● **PROVIDED INFORMATION**
####################

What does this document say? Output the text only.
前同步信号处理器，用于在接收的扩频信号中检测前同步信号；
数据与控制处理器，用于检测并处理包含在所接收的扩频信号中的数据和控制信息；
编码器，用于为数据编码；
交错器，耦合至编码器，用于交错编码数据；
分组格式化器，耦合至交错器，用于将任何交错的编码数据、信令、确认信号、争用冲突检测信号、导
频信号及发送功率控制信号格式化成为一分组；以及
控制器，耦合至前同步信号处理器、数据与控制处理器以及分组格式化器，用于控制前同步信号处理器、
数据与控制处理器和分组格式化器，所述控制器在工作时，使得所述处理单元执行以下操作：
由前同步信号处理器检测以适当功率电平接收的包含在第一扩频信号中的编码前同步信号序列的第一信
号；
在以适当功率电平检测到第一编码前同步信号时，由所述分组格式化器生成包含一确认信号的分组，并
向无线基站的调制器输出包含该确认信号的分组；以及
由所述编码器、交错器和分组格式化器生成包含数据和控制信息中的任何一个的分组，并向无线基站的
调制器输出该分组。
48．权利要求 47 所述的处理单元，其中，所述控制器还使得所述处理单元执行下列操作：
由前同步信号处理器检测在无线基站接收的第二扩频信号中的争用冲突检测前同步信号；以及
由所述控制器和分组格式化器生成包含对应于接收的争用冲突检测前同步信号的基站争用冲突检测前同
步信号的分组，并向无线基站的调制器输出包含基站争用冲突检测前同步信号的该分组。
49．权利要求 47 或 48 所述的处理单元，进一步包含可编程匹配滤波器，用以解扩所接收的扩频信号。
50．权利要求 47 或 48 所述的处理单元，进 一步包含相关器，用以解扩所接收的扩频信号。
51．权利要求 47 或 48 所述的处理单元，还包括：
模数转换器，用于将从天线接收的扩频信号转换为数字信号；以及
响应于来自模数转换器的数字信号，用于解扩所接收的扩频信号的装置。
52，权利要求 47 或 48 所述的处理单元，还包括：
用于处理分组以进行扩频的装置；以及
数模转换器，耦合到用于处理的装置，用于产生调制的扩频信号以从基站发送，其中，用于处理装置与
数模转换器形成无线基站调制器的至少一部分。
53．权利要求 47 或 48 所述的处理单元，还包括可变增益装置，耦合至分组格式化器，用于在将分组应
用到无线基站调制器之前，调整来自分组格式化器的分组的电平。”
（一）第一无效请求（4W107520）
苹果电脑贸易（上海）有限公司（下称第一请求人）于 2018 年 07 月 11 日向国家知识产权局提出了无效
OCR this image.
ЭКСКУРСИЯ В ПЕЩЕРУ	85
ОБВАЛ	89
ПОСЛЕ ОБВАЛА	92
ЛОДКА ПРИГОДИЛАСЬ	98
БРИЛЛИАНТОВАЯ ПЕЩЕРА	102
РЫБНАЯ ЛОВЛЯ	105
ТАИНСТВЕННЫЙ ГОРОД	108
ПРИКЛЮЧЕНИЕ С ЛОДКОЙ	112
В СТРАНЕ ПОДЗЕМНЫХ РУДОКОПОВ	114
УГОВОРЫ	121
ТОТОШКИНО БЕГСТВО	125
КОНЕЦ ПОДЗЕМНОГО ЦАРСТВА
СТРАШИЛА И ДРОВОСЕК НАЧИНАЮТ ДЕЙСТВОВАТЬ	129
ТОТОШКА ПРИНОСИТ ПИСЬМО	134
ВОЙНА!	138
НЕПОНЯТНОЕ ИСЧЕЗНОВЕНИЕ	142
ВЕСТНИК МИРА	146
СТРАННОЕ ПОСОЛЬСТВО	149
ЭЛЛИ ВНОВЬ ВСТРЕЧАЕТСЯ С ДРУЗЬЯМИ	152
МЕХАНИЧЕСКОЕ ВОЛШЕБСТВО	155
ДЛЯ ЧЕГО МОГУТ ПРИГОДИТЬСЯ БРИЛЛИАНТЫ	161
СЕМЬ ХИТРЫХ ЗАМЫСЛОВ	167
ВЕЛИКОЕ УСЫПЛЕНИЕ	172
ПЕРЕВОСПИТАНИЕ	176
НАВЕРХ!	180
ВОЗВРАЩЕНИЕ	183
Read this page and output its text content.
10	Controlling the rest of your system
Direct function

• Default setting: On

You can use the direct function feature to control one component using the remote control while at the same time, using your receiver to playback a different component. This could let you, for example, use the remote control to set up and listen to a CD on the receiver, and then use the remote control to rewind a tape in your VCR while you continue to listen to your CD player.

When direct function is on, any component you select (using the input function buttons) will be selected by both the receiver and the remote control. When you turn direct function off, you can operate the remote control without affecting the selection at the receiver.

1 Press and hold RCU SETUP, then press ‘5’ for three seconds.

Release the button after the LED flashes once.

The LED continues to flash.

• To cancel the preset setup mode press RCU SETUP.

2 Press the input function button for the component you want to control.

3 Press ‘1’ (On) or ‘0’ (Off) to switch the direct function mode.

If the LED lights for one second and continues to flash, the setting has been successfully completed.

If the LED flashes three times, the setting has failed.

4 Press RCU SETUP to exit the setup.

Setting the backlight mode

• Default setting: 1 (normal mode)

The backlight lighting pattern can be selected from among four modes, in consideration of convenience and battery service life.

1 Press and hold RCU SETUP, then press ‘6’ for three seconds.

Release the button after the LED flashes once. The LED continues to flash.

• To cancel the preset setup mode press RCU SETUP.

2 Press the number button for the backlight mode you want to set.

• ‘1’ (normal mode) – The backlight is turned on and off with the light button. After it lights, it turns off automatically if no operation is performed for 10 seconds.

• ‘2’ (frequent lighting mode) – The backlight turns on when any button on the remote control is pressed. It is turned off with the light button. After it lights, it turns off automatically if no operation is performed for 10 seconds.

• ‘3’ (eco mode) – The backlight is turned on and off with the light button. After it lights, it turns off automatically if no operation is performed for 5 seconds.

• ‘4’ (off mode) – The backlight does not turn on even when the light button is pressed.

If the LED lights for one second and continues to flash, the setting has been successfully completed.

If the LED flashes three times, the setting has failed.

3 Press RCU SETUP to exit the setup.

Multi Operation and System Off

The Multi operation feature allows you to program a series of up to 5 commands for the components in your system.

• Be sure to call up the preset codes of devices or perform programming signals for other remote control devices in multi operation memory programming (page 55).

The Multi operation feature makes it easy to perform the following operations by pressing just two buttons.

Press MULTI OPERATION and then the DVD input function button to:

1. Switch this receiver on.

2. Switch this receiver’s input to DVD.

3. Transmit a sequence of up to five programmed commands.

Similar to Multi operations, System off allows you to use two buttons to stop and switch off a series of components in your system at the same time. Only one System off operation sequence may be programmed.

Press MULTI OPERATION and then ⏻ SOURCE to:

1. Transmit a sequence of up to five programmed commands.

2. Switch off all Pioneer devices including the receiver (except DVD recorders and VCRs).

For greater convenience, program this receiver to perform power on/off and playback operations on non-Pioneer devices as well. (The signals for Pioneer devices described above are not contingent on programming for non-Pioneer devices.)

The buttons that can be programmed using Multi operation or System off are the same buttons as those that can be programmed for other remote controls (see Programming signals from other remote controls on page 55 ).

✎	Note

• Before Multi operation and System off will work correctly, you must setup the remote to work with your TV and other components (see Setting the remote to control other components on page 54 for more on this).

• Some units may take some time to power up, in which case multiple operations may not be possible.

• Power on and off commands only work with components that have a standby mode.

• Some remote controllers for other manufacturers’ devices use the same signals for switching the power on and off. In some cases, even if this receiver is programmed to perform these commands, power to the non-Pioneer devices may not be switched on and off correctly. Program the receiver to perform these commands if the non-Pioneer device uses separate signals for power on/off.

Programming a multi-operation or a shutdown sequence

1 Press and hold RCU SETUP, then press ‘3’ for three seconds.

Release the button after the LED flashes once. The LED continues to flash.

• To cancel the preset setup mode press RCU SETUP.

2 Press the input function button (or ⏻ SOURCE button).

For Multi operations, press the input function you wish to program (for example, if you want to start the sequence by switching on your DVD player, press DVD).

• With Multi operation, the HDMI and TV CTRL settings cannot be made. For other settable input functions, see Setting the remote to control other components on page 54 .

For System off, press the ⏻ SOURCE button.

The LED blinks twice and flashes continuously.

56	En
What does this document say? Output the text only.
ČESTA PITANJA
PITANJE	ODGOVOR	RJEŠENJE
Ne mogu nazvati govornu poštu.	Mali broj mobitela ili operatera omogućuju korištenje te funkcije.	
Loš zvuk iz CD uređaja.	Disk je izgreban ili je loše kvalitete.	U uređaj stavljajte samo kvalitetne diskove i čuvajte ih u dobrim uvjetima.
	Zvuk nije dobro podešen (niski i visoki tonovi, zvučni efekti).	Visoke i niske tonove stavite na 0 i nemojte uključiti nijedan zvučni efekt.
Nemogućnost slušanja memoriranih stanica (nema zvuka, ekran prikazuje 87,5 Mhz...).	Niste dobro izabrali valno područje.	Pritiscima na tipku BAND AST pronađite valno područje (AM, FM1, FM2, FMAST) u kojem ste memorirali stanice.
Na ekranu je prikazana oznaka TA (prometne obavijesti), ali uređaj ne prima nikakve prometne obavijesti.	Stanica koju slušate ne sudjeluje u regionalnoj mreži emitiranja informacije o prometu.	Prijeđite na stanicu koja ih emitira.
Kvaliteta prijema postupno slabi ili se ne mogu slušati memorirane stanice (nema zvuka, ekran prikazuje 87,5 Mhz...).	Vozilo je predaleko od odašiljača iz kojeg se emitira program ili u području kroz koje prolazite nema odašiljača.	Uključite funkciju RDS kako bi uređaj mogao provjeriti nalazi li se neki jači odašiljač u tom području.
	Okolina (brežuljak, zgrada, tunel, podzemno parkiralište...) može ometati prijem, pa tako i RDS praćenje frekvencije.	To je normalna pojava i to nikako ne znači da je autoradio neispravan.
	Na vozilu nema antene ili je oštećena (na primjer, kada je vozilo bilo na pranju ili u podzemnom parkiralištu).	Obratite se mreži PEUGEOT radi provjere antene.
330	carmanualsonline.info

####################

● **REQUEST**
Pull out all lines from the listing that contain the string "some".

● **FULL RESPONSE**
• Some units may take some time to power up, in which case multiple operations may not be possible.
• Some remote controllers for other manufacturers’ devices use the same signals for switching the power on and off. In some cases, even if this receiver is programmed to perform these commands, power to the non-Pioneer devices may not be switched on and off correctly. Program the receiver to perform these commands if the non-Pioneer device uses separate signals for power on/off.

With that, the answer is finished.